### What is expected
Gather the lines from the material that contain "document".

Collected data

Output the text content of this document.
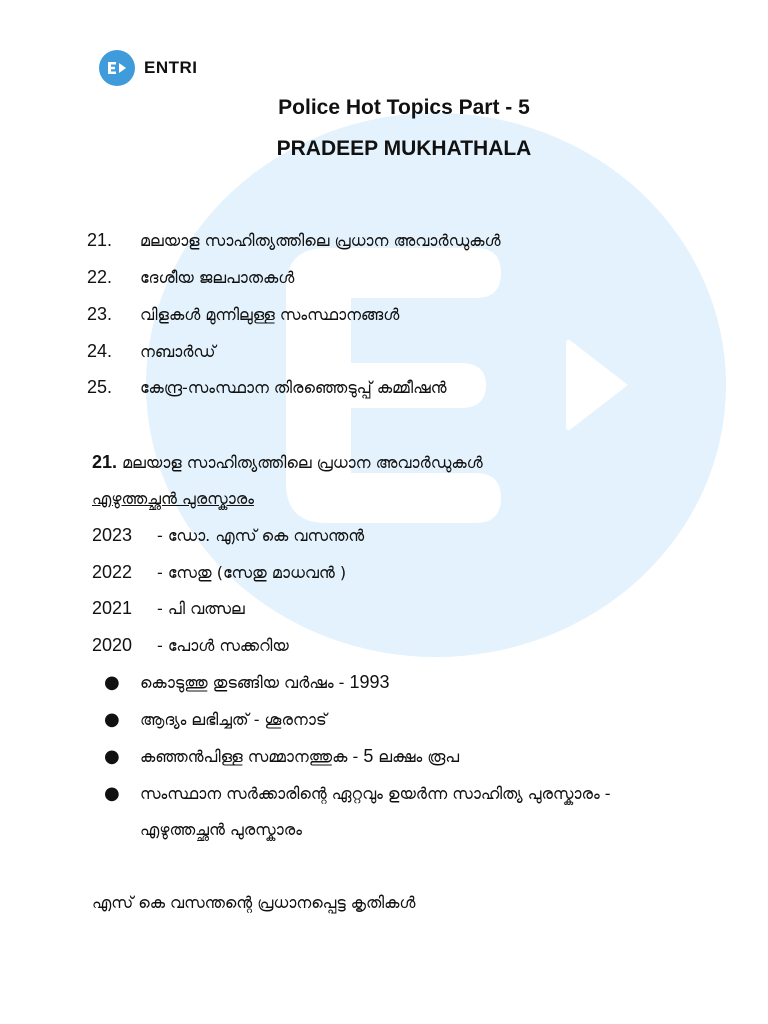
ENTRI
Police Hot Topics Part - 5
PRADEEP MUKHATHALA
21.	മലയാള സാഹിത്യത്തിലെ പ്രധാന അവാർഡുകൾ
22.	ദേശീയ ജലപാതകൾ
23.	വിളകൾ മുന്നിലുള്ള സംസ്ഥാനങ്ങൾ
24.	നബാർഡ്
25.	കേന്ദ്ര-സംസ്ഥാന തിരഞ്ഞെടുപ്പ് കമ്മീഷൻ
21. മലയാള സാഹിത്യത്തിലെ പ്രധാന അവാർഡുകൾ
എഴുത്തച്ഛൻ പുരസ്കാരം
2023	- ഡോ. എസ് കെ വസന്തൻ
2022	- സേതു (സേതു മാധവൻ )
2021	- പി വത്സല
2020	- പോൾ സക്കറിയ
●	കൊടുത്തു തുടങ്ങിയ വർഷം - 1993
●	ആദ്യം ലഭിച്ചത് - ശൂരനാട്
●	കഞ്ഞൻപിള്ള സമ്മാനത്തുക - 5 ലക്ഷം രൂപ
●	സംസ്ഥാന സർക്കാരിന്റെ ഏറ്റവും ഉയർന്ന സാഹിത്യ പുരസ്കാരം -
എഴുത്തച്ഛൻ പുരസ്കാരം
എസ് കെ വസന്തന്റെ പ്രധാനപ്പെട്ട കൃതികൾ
==
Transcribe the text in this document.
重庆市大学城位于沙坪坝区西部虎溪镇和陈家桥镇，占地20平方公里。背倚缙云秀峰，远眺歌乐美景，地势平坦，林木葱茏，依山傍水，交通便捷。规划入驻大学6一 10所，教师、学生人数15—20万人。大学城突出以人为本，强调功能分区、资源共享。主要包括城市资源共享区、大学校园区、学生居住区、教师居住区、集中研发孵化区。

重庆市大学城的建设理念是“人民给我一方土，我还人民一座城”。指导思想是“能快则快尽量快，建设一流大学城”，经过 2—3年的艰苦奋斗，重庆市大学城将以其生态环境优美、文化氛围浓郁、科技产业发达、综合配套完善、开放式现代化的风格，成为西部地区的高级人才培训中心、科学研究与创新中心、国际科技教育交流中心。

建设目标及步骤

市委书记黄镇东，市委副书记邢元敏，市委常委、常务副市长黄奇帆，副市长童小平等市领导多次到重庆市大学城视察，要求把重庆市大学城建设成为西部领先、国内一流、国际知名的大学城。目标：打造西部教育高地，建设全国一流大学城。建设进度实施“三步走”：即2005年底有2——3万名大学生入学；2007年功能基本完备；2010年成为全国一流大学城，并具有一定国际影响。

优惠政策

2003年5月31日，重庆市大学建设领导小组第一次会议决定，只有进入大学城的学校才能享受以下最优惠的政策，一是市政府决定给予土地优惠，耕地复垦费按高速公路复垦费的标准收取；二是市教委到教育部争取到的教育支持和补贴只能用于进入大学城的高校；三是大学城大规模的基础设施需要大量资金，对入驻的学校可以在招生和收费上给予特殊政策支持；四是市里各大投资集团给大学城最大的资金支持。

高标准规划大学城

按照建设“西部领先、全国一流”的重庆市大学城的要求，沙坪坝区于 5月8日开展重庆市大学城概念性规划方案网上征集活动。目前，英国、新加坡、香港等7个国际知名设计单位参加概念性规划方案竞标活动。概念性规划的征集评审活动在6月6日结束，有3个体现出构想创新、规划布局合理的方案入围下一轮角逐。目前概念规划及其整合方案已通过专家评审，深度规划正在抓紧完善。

### Result of this exercise
Output the text content of this document.
Transcribe the text in this document.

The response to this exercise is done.